» Dataset items
-- start --
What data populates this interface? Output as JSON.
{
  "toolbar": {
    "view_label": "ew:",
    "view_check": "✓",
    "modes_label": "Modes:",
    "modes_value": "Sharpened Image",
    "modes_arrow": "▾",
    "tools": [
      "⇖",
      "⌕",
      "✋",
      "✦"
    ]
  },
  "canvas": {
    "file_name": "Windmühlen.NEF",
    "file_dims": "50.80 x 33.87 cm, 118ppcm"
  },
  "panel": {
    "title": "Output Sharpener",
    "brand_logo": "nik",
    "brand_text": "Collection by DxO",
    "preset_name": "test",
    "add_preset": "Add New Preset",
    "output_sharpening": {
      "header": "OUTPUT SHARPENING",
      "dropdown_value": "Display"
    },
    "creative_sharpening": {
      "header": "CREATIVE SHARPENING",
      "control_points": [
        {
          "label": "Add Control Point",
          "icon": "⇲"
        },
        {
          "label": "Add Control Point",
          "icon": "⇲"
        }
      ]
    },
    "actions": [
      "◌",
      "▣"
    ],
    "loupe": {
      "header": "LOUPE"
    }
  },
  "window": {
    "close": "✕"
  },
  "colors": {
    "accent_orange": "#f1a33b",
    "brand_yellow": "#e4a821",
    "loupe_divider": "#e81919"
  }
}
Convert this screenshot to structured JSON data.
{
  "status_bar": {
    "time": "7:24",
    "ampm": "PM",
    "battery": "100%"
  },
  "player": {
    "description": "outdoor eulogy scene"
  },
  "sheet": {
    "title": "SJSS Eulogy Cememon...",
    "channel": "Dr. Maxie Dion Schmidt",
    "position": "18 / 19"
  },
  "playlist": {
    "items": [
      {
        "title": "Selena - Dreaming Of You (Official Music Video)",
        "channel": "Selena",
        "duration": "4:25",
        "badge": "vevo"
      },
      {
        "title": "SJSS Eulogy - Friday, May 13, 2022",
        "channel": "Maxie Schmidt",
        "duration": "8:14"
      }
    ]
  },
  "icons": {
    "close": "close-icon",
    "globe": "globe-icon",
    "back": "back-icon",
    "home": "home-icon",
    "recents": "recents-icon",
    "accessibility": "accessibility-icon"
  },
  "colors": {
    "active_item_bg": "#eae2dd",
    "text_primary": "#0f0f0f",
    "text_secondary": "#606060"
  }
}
-- end --
» WORK REQUIRED
Make an exact copy of the listing, including every line.

» PROBLEM SOLUTION
What data populates this interface? Output as JSON.
{
  "toolbar": {
    "view_label": "ew:",
    "view_check": "✓",
    "modes_label": "Modes:",
    "modes_value": "Sharpened Image",
    "modes_arrow": "▾",
    "tools": [
      "⇖",
      "⌕",
      "✋",
      "✦"
    ]
  },
  "canvas": {
    "file_name": "Windmühlen.NEF",
    "file_dims": "50.80 x 33.87 cm, 118ppcm"
  },
  "panel": {
    "title": "Output Sharpener",
    "brand_logo": "nik",
    "brand_text": "Collection by DxO",
    "preset_name": "test",
    "add_preset": "Add New Preset",
    "output_sharpening": {
      "header": "OUTPUT SHARPENING",
      "dropdown_value": "Display"
    },
    "creative_sharpening": {
      "header": "CREATIVE SHARPENING",
      "control_points": [
        {
          "label": "Add Control Point",
          "icon": "⇲"
        },
        {
          "label": "Add Control Point",
          "icon": "⇲"
        }
      ]
    },
    "actions": [
      "◌",
      "▣"
    ],
    "loupe": {
      "header": "LOUPE"
    }
  },
  "window": {
    "close": "✕"
  },
  "colors": {
    "accent_orange": "#f1a33b",
    "brand_yellow": "#e4a821",
    "loupe_divider": "#e81919"
  }
}
Convert this screenshot to structured JSON data.
{
  "status_bar": {
    "time": "7:24",
    "ampm": "PM",
    "battery": "100%"
  },
  "player": {
    "description": "outdoor eulogy scene"
  },
  "sheet": {
    "title": "SJSS Eulogy Cememon...",
    "channel": "Dr. Maxie Dion Schmidt",
    "position": "18 / 19"
  },
  "playlist": {
    "items": [
      {
        "title": "Selena - Dreaming Of You (Official Music Video)",
        "channel": "Selena",
        "duration": "4:25",
        "badge": "vevo"
      },
      {
        "title": "SJSS Eulogy - Friday, May 13, 2022",
        "channel": "Maxie Schmidt",
        "duration": "8:14"
      }
    ]
  },
  "icons": {
    "close": "close-icon",
    "globe": "globe-icon",
    "back": "back-icon",
    "home": "home-icon",
    "recents": "recents-icon",
    "accessibility": "accessibility-icon"
  },
  "colors": {
    "active_item_bg": "#eae2dd",
    "text_primary": "#0f0f0f",
    "text_secondary": "#606060"
  }
}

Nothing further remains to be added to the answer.